> **Aim of the task**: Reproduce each line that includes the word "told".

> **Dataset entries**:
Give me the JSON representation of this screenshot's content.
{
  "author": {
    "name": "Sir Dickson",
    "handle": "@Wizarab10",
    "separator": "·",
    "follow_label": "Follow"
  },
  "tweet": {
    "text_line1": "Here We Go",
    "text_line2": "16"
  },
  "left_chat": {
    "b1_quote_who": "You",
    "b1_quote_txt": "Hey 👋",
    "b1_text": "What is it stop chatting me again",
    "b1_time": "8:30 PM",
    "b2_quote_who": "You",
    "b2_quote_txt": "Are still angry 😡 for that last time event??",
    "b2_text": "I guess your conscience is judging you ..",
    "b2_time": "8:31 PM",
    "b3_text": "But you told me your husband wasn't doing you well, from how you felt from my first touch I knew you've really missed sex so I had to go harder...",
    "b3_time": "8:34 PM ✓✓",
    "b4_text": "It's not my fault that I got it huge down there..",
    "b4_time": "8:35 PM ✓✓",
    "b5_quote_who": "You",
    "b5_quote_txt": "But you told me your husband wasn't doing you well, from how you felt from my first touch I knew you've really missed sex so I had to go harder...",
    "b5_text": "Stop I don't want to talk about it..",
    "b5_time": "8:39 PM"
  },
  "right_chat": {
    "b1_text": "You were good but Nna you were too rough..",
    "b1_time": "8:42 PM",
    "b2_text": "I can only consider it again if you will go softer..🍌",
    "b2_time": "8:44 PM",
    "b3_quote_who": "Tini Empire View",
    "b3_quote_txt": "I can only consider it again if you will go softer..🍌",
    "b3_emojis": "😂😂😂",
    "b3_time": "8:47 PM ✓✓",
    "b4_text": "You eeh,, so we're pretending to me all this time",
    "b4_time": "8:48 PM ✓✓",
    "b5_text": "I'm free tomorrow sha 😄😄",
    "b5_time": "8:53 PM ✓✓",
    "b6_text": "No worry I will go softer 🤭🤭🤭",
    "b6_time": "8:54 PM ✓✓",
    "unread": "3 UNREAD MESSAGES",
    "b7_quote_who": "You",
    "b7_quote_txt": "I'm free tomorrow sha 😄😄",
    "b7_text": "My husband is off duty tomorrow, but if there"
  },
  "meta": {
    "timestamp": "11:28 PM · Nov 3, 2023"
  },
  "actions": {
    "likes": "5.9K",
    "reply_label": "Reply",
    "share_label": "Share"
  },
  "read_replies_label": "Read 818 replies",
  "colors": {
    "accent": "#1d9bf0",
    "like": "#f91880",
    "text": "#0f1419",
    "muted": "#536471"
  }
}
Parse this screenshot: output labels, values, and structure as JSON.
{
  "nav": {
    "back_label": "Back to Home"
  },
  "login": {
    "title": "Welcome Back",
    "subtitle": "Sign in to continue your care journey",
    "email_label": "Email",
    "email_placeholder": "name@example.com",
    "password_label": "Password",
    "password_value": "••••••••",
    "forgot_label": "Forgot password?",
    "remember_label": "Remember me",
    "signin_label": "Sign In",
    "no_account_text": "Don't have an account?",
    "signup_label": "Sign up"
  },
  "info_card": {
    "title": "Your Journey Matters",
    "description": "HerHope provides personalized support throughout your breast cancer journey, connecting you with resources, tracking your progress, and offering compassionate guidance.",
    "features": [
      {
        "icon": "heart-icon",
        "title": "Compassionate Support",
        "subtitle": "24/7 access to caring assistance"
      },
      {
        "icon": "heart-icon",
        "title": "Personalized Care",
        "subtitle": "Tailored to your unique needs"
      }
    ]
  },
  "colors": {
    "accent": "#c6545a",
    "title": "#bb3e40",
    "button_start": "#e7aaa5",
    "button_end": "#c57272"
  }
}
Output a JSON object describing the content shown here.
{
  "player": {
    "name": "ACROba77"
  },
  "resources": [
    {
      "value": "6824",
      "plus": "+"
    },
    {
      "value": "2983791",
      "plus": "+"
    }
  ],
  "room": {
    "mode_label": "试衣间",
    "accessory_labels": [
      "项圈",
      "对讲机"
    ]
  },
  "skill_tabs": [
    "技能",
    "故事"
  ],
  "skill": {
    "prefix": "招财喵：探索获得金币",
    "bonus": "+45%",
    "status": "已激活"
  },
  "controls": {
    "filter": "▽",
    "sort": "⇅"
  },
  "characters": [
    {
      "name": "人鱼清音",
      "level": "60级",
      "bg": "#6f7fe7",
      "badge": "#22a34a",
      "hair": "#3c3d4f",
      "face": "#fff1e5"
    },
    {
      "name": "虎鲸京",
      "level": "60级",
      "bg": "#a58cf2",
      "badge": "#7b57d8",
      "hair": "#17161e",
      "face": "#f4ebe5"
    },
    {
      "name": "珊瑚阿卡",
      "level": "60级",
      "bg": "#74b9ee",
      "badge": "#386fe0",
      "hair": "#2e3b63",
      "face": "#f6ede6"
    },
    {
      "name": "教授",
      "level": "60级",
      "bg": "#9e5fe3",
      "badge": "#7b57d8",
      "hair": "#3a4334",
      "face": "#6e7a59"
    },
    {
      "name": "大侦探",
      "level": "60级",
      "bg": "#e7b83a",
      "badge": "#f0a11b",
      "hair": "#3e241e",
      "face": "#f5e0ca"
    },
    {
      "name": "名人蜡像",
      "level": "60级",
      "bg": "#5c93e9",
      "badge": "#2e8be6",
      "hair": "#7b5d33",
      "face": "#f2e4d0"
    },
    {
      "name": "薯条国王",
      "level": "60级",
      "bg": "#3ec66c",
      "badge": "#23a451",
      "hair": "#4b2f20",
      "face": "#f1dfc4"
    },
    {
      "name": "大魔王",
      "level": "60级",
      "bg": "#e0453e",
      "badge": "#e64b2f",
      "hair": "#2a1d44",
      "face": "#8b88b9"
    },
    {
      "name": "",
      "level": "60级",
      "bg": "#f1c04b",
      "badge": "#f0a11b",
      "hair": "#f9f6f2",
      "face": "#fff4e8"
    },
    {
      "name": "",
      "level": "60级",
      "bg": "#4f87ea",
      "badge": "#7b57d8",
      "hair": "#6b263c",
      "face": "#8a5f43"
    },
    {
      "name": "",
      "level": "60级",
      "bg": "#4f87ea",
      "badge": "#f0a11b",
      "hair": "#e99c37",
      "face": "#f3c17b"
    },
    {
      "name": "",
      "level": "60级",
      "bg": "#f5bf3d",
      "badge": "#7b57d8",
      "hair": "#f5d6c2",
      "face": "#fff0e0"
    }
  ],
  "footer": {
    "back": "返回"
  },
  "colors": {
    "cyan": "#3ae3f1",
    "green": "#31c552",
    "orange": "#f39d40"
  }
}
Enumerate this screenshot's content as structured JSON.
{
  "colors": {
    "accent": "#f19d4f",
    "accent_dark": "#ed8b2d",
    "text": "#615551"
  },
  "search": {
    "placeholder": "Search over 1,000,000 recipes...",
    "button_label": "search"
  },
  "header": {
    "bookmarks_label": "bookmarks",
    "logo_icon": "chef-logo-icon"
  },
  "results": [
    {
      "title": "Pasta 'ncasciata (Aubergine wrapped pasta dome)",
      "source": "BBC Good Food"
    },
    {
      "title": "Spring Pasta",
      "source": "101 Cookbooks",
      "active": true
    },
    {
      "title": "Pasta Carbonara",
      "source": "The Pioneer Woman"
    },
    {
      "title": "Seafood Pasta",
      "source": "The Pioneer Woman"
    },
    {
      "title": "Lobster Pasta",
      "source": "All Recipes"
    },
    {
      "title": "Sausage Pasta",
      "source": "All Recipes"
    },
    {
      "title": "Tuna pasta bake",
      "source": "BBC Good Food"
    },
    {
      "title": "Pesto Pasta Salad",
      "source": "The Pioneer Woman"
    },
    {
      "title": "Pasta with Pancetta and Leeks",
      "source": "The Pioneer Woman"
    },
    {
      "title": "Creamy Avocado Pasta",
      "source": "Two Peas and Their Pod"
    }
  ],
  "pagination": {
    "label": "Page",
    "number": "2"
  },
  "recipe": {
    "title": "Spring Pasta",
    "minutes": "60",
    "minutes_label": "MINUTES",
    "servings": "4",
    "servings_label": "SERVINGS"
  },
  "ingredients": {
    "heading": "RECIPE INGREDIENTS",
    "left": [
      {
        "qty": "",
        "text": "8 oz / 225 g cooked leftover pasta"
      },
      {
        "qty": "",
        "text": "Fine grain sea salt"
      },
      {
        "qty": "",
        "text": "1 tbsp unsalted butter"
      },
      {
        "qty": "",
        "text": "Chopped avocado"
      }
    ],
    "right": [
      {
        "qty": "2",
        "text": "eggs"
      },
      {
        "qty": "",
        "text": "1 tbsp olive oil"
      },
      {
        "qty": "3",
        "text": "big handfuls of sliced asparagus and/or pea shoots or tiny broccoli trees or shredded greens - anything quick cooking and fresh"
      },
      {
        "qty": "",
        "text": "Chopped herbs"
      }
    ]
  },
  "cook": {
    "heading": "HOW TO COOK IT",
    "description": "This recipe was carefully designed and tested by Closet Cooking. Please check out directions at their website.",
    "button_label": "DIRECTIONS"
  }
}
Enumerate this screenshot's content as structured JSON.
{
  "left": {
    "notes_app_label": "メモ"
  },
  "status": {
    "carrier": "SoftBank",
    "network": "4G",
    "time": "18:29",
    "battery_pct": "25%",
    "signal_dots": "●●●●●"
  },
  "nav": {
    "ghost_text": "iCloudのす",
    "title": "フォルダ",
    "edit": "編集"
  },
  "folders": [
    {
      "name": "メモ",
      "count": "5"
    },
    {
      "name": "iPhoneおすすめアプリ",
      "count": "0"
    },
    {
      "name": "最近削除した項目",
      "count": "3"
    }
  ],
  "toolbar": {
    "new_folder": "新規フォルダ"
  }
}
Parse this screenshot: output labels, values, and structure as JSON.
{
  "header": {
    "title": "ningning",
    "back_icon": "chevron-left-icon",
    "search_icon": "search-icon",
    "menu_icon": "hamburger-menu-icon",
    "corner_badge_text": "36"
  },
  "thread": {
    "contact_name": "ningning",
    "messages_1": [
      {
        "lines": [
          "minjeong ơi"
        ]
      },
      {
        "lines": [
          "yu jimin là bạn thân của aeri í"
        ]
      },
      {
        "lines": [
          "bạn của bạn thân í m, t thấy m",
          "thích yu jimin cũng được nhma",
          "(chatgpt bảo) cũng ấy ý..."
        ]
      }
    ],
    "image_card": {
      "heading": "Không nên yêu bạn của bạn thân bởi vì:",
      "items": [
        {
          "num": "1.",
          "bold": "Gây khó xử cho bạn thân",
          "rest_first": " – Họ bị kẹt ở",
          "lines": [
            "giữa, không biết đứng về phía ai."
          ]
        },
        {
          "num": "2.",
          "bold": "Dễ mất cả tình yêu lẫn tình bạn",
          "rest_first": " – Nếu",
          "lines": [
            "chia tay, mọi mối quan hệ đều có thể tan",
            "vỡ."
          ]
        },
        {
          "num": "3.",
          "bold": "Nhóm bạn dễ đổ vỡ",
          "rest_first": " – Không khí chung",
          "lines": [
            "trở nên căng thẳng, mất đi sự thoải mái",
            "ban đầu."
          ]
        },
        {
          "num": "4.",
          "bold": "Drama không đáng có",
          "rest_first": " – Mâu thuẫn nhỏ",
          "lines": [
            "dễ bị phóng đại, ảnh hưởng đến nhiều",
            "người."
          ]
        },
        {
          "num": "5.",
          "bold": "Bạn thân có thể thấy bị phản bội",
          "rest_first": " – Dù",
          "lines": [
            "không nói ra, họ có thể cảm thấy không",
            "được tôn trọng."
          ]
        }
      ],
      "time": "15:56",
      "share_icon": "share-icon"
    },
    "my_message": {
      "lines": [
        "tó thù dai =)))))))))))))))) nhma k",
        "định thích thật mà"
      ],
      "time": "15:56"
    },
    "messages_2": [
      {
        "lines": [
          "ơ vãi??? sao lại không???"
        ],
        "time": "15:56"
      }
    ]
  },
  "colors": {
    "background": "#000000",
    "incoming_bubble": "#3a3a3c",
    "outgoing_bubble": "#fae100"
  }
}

> **Output for this exercise**:
    "b3_text": "But you told me your husband wasn't doing you well, from how you felt from my first touch I knew you've really missed sex so I had to go harder...",
    "b5_quote_txt": "But you told me your husband wasn't doing you well, from how you felt from my first touch I knew you've really missed sex so I had to go harder...",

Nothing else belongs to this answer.